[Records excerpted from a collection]
----------

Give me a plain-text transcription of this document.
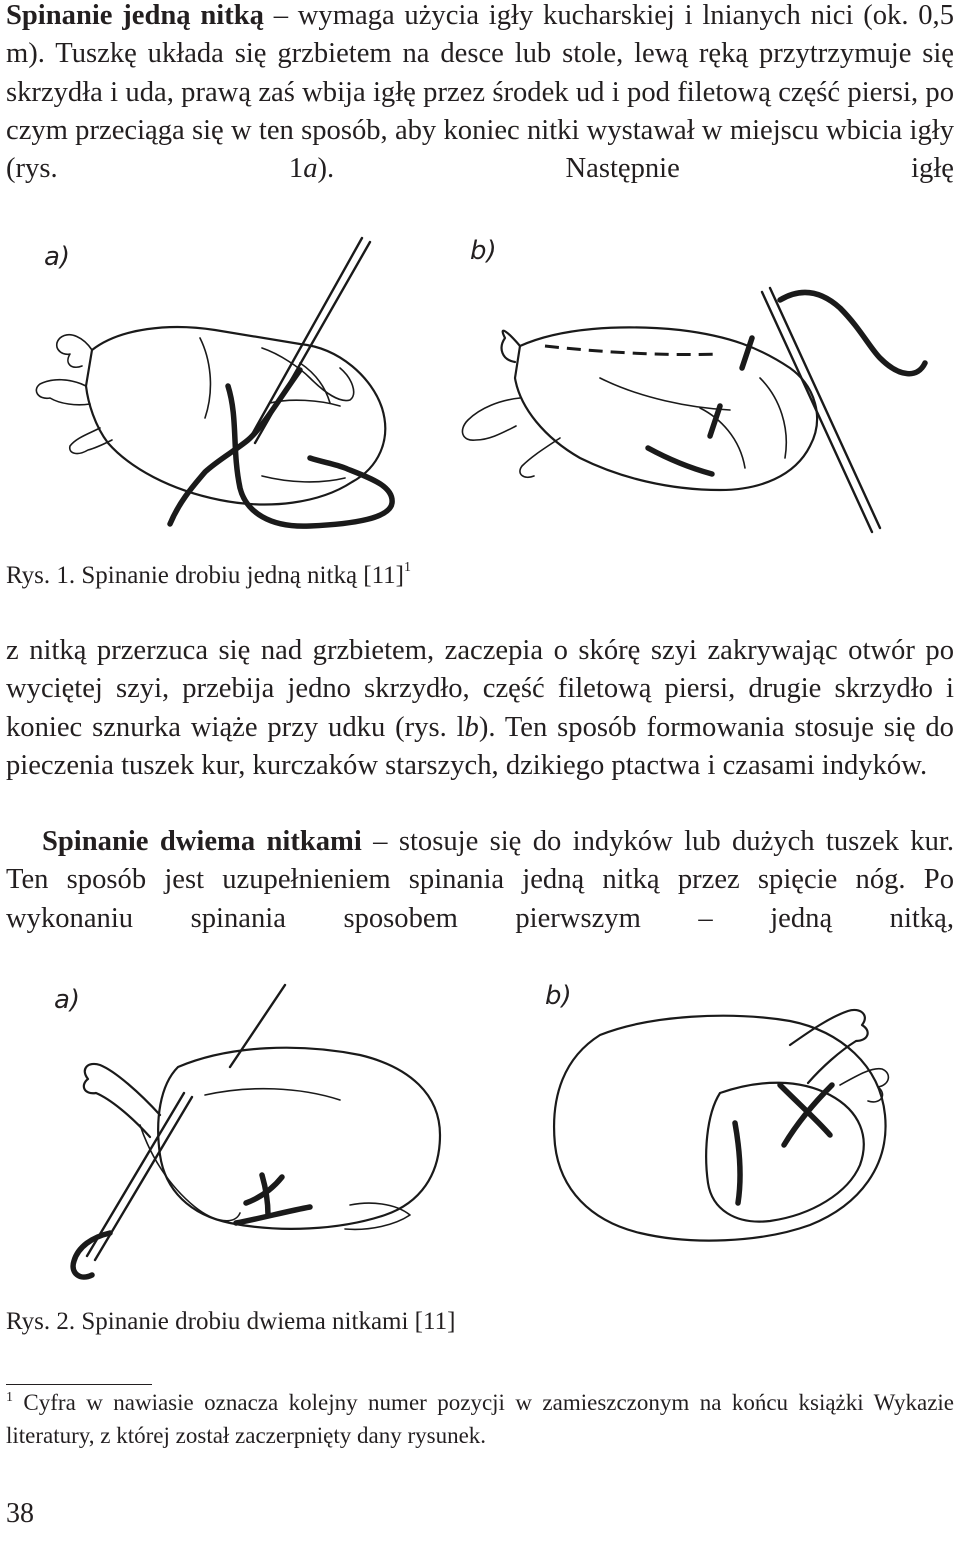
Spinanie jedną nitką – wymaga użycia igły kucharskiej i lnianych nici (ok. 0,5 m). Tuszkę układa się grzbietem na desce lub stole, lewą ręką przytrzymuje się skrzydła i uda, prawą zaś wbija igłę przez środek ud i pod filetową część piersi, po czym przeciąga się w ten sposób, aby koniec nitki wystawał w miejscu wbicia igły (rys. 1a). Następnie igłę

a)	b)

Rys. 1. Spinanie drobiu jedną nitką $[11]^1$

z nitką przerzuca się nad grzbietem, zaczepia o skórę szyi zakrywając otwór po wyciętej szyi, przebija jedno skrzydło, część filetową piersi, drugie skrzydło i koniec sznurka wiąże przy udku (rys. lb). Ten sposób formowania stosuje się do pieczenia tuszek kur, kurczaków starszych, dzikiego ptactwa i czasami indyków.

Spinanie dwiema nitkami – stosuje się do indyków lub dużych tuszek kur. Ten sposób jest uzupełnieniem spinania jedną nitką przez spięcie nóg. Po wykonaniu spinania sposobem pierwszym – jedną nitką,

a)	b)

Rys. 2. Spinanie drobiu dwiema nitkami [11]

$^1$ Cyfra w nawiasie oznacza kolejny numer pozycji w zamieszczonym na końcu książki Wykazie literatury, z której został zaczerpnięty dany rysunek.

38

----------

Review the material and copy each line in which the word "Spinanie" appears.

Spinanie jedną nitką – wymaga użycia igły kucharskiej i lnianych nici (ok. 0,5 m). Tuszkę układa się grzbietem na desce lub stole, lewą ręką przytrzymuje się skrzydła i uda, prawą zaś wbija igłę przez środek ud i pod filetową część piersi, po czym przeciąga się w ten sposób, aby koniec nitki wystawał w miejscu wbicia igły (rys. 1a). Następnie igłę
Rys. 1. Spinanie drobiu jedną nitką $[11]^1$
Spinanie dwiema nitkami – stosuje się do indyków lub dużych tuszek kur. Ten sposób jest uzupełnieniem spinania jedną nitką przez spięcie nóg. Po wykonaniu spinania sposobem pierwszym – jedną nitką,
Rys. 2. Spinanie drobiu dwiema nitkami [11]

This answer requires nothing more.